Scan the following material for the string "local" and copy each line in which it appears.

## Stored records
====
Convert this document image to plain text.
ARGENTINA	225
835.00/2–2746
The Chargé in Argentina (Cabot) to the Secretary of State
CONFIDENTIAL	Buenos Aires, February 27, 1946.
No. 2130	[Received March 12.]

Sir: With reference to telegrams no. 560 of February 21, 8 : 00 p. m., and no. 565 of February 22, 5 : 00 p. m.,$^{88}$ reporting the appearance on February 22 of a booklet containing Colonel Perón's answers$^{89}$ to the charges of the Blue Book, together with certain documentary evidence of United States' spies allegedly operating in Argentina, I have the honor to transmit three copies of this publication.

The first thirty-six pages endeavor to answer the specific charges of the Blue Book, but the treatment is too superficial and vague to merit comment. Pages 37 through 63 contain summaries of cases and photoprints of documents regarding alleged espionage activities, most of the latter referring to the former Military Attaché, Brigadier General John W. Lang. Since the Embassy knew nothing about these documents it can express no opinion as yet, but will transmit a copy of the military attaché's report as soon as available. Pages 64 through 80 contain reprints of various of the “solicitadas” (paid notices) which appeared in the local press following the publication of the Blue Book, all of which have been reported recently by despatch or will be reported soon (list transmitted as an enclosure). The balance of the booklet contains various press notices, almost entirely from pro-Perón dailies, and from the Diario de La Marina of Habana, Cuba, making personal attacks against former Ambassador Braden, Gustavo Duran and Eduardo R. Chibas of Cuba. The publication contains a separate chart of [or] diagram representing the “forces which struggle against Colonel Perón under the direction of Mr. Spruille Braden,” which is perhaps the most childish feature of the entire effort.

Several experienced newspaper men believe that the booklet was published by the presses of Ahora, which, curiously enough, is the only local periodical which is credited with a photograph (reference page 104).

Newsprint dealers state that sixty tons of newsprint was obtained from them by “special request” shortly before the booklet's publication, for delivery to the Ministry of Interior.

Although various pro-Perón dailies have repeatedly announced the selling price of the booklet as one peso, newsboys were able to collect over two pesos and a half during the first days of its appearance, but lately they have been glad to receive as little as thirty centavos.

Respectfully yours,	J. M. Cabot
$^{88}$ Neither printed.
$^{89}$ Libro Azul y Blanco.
====
## Correct output
The first thirty-six pages endeavor to answer the specific charges of the Blue Book, but the treatment is too superficial and vague to merit comment. Pages 37 through 63 contain summaries of cases and photoprints of documents regarding alleged espionage activities, most of the latter referring to the former Military Attaché, Brigadier General John W. Lang. Since the Embassy knew nothing about these documents it can express no opinion as yet, but will transmit a copy of the military attaché's report as soon as available. Pages 64 through 80 contain reprints of various of the “solicitadas” (paid notices) which appeared in the local press following the publication of the Blue Book, all of which have been reported recently by despatch or will be reported soon (list transmitted as an enclosure). The balance of the booklet contains various press notices, almost entirely from pro-Perón dailies, and from the Diario de La Marina of Habana, Cuba, making personal attacks against former Ambassador Braden, Gustavo Duran and Eduardo R. Chibas of Cuba. The publication contains a separate chart of [or] diagram representing the “forces which struggle against Colonel Perón under the direction of Mr. Spruille Braden,” which is perhaps the most childish feature of the entire effort.
Several experienced newspaper men believe that the booklet was published by the presses of Ahora, which, curiously enough, is the only local periodical which is credited with a photograph (reference page 104).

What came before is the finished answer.